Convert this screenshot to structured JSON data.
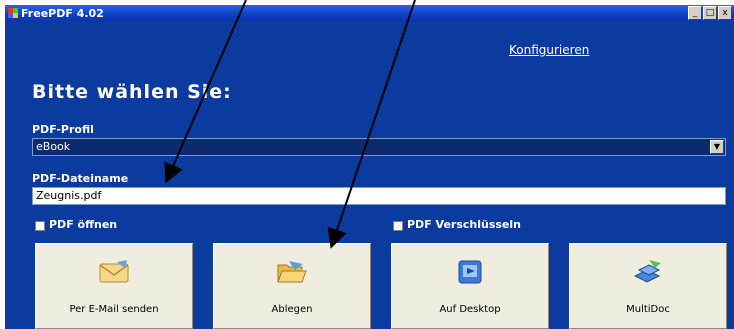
{
  "window": {
    "title": "FreePDF 4.02"
  },
  "links": {
    "konfigurieren": "Konfigurieren"
  },
  "heading": "Bitte wählen Sie:",
  "profile": {
    "label": "PDF-Profil",
    "selected": "eBook"
  },
  "filename": {
    "label": "PDF-Dateiname",
    "value": "Zeugnis.pdf"
  },
  "options": {
    "open_pdf": "PDF öffnen",
    "encrypt_pdf": "PDF Verschlüsseln"
  },
  "buttons": [
    {
      "label": "Per E-Mail senden",
      "icon": "envelope-icon"
    },
    {
      "label": "Ablegen",
      "icon": "open-folder-icon"
    },
    {
      "label": "Auf Desktop",
      "icon": "desktop-icon"
    },
    {
      "label": "MultiDoc",
      "icon": "multidoc-icon"
    }
  ],
  "colors": {
    "window_bg": "#0c3ba0",
    "titlebar": "#0d3ec3",
    "button_bg": "#efeddf"
  }
}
* * * * * * * * *
Look for the word "icon" in every line of the listing and copy the lines that have it.

      "icon": "envelope-icon"
      "icon": "open-folder-icon"
      "icon": "desktop-icon"
      "icon": "multidoc-icon"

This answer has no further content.